REQUIRED TASK => Omit any picture, and return the remaining data exactly as written.

Stored data:
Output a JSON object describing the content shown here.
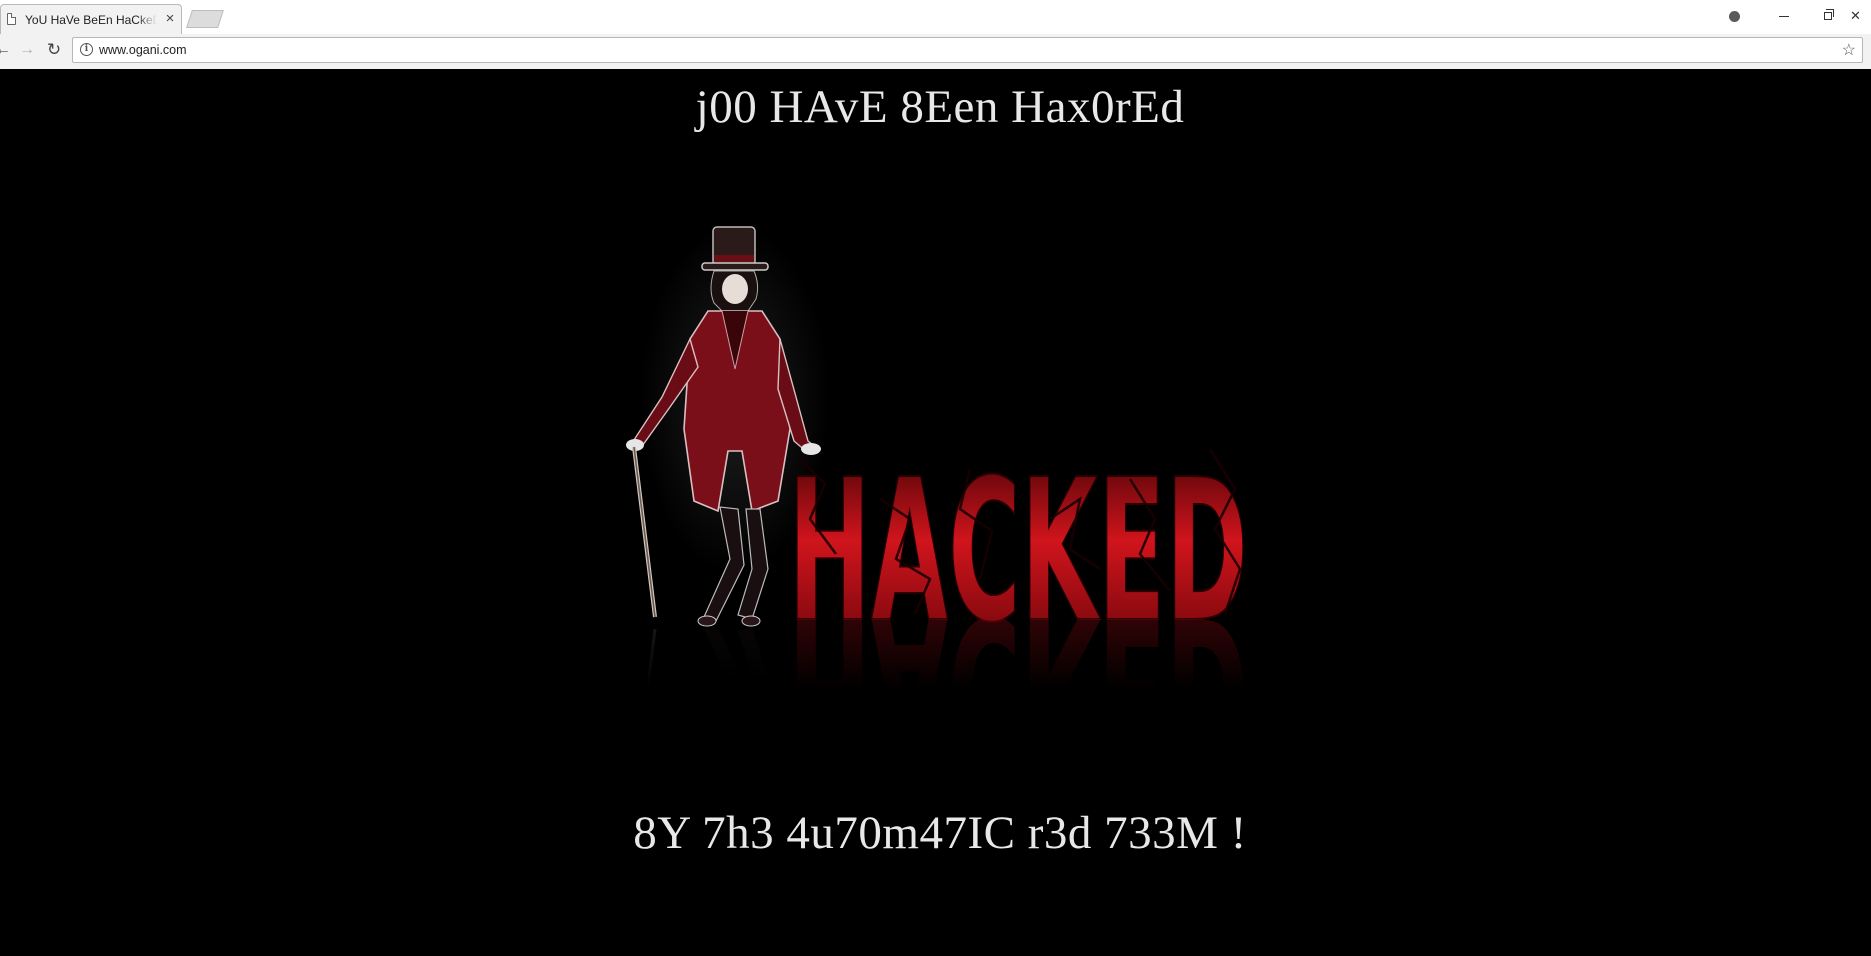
{
  "browser": {
    "tab": {
      "title": "YoU HaVe BeEn HaCkeD !"
    },
    "url": "www.ogani.com",
    "icons": {
      "tab": "page-icon",
      "close_tab": "close-icon",
      "new_tab": "new-tab-icon",
      "profile": "profile-icon",
      "back": "back-arrow-icon",
      "forward": "forward-arrow-icon",
      "reload": "reload-icon",
      "site_info": "info-icon",
      "bookmark": "star-icon"
    },
    "glyphs": {
      "close_tab": "×",
      "back": "←",
      "forward": "→",
      "reload": "↻",
      "info": "i",
      "star": "☆",
      "close_window": "✕"
    }
  },
  "page": {
    "headline": "j00 HAvE 8Een Hax0rEd",
    "banner_word": "HACKED",
    "signature": "8Y 7h3 4u70m47IC r3d 733M !",
    "colors": {
      "background": "#000000",
      "text": "#e8e8e8",
      "banner_red": "#c4161c",
      "banner_dark_red": "#5a0508",
      "coat_red": "#7a0f1a"
    }
  }
}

OUTPUT =>
Output a JSON object describing the content shown here.
{
  "browser": {
    "tab": {
      "title": "YoU HaVe BeEn HaCkeD !"
    },
    "url": "www.ogani.com",
    "icons": {
      "tab": "page-icon",
      "close_tab": "close-icon",
      "new_tab": "new-tab-icon",
      "profile": "profile-icon",
      "back": "back-arrow-icon",
      "forward": "forward-arrow-icon",
      "reload": "reload-icon",
      "site_info": "info-icon",
      "bookmark": "star-icon"
    },
    "glyphs": {
      "close_tab": "×",
      "back": "←",
      "forward": "→",
      "reload": "↻",
      "info": "i",
      "star": "☆",
      "close_window": "✕"
    }
  },
  "page": {
    "headline": "j00 HAvE 8Een Hax0rEd",
    "banner_word": "HACKED",
    "signature": "8Y 7h3 4u70m47IC r3d 733M !",
    "colors": {
      "background": "#000000",
      "text": "#e8e8e8",
      "banner_red": "#c4161c",
      "banner_dark_red": "#5a0508",
      "coat_red": "#7a0f1a"
    }
  }
}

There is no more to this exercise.